### Task:
Select the lines below containing the word "обязательно".

─── Provided records

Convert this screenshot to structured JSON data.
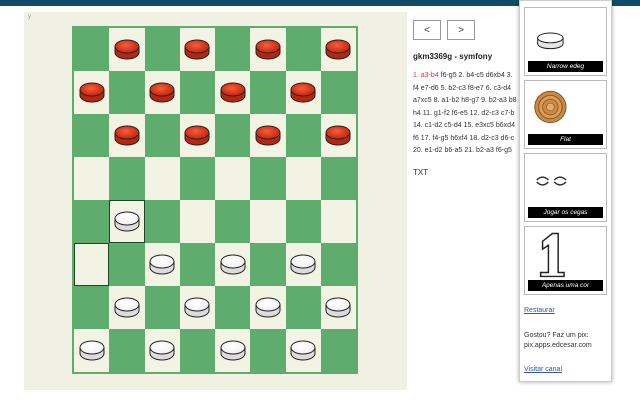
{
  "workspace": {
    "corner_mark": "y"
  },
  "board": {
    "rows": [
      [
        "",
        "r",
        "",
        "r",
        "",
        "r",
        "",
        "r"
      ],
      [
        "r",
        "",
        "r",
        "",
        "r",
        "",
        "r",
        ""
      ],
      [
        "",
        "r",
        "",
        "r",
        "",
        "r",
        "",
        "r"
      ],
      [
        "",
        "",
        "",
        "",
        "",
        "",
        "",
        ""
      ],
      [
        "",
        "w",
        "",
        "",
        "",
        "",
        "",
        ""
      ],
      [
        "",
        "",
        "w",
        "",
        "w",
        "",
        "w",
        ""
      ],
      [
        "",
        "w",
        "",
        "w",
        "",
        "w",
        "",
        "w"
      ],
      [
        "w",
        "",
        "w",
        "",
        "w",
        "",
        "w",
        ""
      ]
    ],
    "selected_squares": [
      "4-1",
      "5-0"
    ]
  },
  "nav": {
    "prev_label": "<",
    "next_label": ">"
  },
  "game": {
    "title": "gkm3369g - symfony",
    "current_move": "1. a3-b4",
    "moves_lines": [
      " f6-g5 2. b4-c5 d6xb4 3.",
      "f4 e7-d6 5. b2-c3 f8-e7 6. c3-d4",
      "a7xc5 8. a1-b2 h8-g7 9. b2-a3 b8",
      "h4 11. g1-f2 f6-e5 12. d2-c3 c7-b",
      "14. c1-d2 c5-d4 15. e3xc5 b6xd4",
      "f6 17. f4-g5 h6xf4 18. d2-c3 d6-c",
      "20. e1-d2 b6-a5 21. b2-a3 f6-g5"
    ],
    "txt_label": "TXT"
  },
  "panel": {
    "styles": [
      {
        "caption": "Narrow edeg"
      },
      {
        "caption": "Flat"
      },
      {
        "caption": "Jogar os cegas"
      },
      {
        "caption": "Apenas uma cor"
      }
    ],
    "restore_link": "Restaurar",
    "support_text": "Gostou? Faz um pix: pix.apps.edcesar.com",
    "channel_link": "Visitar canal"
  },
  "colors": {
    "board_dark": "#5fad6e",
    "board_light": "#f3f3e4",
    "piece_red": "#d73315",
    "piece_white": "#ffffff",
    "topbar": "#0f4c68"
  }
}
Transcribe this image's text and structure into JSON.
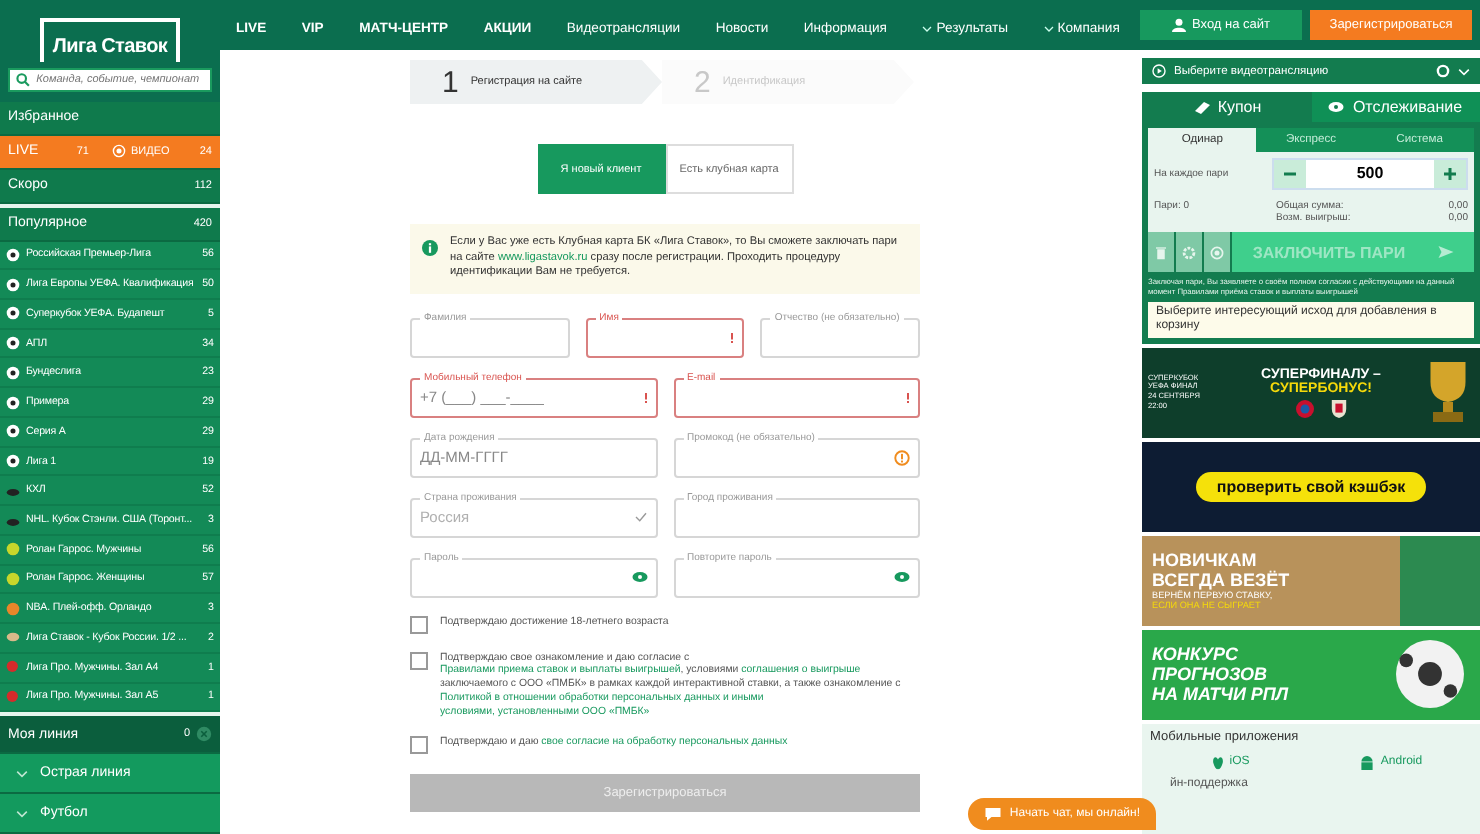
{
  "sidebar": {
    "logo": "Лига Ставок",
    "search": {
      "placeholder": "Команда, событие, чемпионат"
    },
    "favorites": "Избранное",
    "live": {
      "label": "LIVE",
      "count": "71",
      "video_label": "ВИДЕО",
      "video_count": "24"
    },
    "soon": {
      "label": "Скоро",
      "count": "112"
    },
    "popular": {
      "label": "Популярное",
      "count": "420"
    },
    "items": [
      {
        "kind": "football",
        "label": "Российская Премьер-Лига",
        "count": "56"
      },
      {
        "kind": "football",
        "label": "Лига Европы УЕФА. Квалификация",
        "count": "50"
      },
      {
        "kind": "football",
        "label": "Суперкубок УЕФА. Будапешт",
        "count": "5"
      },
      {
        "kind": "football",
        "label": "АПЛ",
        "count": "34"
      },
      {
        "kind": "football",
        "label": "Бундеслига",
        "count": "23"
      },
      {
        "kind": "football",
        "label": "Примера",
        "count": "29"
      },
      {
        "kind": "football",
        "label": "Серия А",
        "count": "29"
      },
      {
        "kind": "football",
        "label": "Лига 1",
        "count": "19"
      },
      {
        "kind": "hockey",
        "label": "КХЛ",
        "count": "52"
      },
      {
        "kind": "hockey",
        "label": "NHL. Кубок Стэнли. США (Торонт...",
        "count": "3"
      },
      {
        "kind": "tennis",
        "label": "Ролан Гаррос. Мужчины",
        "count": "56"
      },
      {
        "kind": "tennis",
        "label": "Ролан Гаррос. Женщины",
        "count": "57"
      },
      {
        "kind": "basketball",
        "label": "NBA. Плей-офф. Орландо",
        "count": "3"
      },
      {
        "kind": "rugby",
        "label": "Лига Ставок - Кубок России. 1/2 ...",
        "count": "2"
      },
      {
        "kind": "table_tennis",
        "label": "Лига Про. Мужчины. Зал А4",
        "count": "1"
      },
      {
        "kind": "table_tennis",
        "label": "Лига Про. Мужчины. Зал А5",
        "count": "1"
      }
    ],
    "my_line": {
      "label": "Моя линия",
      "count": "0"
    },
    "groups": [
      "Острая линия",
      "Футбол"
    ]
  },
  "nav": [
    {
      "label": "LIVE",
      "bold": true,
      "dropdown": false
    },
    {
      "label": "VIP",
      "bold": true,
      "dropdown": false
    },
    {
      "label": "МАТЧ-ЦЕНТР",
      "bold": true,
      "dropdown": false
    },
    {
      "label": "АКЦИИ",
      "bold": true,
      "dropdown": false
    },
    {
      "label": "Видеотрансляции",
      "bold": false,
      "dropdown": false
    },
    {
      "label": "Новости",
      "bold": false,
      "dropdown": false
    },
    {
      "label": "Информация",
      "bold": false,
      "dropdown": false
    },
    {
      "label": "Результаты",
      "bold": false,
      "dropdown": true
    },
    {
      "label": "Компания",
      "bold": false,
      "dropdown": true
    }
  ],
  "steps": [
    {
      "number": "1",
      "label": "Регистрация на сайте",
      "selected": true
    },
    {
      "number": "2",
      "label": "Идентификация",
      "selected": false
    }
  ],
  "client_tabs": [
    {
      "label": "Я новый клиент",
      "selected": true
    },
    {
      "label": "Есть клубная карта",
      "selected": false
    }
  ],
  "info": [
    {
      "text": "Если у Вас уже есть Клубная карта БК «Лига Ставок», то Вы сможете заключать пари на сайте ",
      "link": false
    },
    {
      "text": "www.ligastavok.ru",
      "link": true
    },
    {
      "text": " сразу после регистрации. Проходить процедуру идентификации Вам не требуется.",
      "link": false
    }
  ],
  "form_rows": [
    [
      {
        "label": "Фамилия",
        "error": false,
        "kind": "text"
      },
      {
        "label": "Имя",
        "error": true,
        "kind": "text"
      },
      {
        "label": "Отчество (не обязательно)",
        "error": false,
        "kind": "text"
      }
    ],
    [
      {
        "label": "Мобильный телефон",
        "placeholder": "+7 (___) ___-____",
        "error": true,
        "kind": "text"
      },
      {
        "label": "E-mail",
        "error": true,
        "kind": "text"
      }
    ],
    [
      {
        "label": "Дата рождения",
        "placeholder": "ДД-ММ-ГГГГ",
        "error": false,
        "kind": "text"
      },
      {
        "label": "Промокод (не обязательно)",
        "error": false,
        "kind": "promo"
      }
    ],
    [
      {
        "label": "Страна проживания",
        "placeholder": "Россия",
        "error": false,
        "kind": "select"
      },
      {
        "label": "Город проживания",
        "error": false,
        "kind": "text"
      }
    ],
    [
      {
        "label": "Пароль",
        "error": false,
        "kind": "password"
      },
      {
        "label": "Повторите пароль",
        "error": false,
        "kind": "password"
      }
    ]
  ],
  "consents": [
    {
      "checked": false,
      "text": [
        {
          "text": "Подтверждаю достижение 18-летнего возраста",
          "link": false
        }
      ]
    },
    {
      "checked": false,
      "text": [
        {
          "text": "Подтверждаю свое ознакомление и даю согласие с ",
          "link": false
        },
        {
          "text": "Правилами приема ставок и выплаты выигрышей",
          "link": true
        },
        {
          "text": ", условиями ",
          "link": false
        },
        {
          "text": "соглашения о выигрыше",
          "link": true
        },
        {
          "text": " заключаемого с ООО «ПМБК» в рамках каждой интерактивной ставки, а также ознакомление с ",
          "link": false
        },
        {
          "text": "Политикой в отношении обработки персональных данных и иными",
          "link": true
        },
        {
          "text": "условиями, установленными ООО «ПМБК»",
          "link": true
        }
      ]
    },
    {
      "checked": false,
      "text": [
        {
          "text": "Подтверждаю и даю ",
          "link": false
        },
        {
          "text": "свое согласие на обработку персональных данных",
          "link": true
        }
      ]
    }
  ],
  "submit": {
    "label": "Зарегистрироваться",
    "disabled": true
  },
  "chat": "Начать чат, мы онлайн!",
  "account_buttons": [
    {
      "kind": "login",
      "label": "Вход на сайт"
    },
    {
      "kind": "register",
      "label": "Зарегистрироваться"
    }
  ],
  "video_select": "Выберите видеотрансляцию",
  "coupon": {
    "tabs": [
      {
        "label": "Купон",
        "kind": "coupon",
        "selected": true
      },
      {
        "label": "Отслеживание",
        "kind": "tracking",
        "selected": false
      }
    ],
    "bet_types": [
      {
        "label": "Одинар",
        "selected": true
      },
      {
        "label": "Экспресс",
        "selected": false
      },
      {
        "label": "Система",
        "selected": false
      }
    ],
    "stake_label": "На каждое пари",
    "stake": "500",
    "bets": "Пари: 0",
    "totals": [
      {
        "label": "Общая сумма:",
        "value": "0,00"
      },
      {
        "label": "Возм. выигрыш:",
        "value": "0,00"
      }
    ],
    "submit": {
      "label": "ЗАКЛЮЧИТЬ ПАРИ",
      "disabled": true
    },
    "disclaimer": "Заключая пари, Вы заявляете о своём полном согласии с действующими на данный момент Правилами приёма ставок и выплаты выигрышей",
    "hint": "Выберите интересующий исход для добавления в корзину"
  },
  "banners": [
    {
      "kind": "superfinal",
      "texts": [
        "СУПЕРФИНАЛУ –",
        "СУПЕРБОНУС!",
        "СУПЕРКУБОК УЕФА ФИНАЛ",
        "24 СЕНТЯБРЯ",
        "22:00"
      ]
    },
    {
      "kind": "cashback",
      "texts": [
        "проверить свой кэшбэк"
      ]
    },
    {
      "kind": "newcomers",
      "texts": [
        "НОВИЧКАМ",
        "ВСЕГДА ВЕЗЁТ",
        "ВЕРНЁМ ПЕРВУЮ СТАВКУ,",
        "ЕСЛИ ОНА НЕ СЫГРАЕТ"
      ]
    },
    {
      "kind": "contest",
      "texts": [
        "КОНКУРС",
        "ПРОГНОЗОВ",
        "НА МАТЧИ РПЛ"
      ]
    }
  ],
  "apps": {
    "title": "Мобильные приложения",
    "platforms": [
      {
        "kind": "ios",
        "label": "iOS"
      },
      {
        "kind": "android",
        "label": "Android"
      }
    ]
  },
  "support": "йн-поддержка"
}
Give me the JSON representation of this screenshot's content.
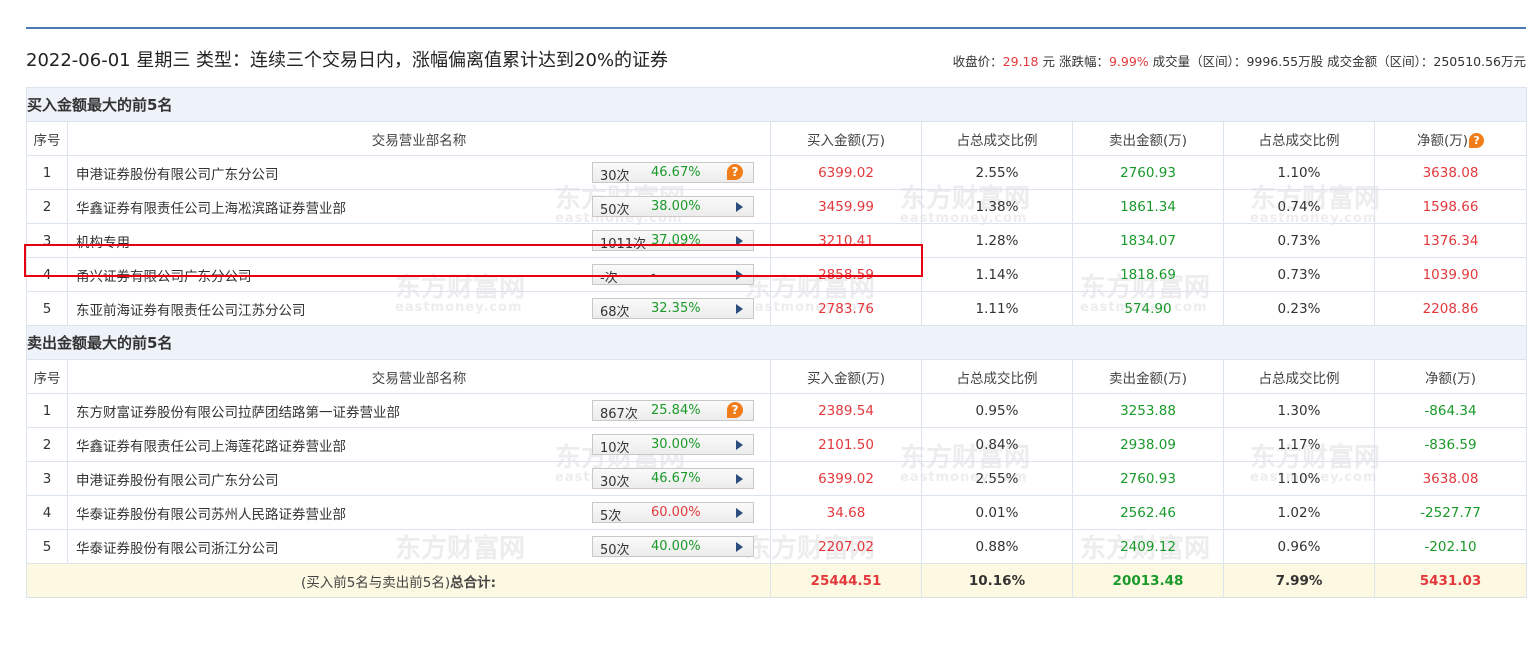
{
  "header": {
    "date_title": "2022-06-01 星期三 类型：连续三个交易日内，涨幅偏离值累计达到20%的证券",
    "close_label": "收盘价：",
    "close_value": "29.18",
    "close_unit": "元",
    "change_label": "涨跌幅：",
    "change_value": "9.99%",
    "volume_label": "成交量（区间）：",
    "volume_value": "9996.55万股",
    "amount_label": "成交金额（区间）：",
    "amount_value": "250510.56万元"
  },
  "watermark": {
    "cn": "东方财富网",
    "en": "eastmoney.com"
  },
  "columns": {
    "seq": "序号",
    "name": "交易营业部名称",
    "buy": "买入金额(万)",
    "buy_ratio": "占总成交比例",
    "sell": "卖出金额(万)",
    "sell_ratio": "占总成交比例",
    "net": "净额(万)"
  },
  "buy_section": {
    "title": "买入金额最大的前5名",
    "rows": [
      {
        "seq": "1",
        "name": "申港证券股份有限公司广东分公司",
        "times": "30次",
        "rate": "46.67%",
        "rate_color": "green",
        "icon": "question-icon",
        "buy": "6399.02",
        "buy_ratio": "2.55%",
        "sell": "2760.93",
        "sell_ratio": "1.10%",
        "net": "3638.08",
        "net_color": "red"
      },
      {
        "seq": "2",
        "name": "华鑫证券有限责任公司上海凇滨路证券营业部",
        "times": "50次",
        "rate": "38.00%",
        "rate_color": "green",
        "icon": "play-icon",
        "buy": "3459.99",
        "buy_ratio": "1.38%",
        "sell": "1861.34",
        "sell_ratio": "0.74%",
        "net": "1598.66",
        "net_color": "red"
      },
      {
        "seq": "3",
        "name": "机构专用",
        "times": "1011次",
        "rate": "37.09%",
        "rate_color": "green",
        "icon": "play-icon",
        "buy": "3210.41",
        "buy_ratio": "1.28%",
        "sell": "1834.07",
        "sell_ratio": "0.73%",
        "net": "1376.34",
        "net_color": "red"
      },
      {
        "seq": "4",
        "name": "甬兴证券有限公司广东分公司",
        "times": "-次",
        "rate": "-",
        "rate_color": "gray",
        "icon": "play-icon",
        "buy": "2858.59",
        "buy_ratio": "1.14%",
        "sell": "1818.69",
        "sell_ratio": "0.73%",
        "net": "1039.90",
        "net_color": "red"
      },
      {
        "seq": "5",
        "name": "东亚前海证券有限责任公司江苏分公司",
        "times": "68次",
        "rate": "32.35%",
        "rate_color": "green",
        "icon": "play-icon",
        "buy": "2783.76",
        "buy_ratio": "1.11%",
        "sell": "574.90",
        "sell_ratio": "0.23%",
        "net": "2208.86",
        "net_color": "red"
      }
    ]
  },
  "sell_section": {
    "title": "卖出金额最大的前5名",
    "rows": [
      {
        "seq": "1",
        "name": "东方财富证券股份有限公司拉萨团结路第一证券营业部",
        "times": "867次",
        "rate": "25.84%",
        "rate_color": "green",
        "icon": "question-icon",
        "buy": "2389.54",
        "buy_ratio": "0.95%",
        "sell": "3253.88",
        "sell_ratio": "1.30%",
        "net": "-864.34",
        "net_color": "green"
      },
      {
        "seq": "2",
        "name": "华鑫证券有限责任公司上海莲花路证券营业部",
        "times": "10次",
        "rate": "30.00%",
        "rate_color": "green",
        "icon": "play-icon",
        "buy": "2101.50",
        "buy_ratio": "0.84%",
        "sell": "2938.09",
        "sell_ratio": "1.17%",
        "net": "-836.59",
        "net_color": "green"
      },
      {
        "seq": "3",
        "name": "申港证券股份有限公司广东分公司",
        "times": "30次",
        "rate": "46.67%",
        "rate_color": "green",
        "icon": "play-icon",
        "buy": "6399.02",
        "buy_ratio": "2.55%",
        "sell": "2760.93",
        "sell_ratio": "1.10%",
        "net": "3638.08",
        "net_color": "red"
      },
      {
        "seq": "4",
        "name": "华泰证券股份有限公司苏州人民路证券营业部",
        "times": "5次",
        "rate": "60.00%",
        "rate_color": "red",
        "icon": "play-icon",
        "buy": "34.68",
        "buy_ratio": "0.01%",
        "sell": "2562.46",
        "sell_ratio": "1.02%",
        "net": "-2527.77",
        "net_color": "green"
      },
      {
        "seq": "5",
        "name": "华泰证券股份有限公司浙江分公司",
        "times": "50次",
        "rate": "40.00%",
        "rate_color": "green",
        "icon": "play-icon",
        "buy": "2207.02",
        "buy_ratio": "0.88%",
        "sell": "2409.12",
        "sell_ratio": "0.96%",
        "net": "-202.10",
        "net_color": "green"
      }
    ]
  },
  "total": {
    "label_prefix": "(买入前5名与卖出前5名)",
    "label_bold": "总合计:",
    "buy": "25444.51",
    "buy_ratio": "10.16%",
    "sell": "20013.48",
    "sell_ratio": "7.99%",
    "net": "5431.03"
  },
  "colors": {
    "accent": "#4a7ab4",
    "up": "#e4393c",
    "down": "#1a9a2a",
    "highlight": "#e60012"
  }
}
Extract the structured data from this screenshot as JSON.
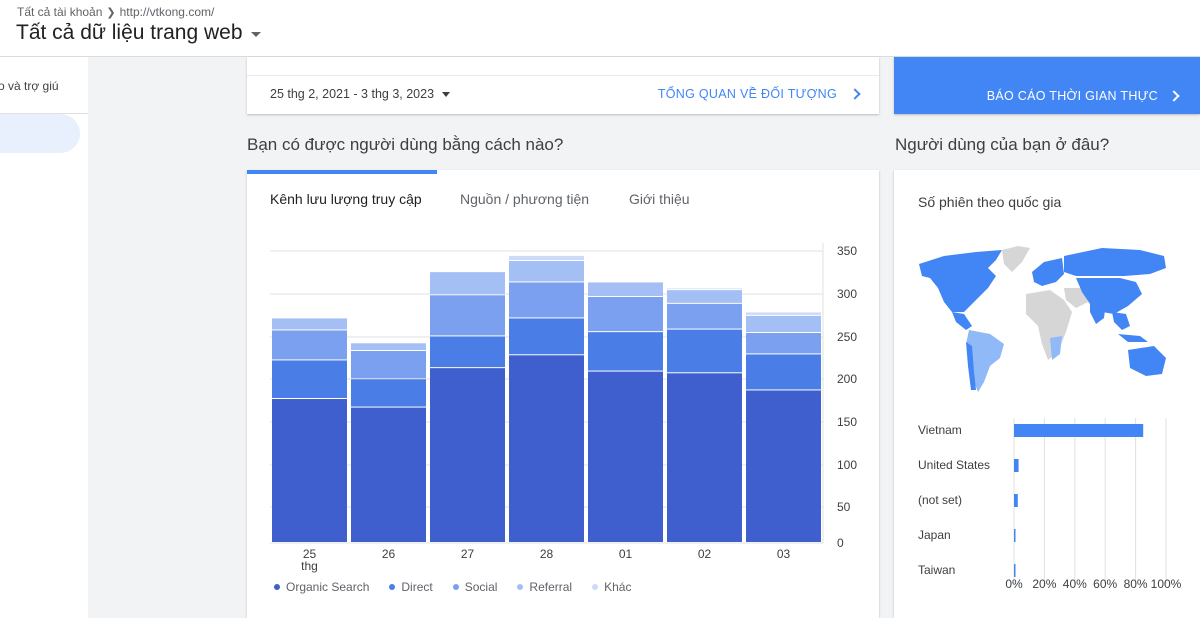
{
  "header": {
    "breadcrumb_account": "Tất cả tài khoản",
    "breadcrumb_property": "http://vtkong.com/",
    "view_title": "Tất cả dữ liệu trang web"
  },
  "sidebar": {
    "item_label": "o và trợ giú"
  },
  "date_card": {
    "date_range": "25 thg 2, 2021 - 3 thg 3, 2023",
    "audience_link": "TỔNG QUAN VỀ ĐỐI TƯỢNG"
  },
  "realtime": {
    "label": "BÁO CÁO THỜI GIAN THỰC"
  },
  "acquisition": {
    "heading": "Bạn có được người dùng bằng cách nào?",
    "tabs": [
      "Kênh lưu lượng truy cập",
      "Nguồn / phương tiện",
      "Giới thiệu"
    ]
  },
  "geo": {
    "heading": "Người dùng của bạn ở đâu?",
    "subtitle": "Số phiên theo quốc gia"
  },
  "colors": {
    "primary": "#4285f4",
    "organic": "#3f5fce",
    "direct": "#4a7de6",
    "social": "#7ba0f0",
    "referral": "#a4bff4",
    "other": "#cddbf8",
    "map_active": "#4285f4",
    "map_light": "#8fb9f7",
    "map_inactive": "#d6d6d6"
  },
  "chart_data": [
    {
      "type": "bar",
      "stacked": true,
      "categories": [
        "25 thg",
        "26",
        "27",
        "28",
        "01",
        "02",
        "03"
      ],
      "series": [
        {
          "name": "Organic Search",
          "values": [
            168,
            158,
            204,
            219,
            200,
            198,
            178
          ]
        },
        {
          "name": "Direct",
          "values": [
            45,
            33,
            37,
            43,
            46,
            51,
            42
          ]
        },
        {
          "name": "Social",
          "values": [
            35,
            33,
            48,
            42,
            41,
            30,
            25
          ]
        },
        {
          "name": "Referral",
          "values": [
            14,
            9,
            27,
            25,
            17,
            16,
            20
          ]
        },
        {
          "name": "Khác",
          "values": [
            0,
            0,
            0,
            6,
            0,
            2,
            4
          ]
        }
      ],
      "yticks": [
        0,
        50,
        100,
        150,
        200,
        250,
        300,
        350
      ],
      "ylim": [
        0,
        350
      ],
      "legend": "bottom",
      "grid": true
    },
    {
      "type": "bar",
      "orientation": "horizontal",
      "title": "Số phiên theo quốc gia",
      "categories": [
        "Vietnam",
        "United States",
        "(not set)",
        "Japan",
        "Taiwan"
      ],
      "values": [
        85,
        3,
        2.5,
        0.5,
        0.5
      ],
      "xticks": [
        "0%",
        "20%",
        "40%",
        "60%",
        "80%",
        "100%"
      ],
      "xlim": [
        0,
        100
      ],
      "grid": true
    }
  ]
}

──────

### Answer to the task:
        "label": "Отчество (не обязательно)",
        "label": "Промокод (не обязательно)",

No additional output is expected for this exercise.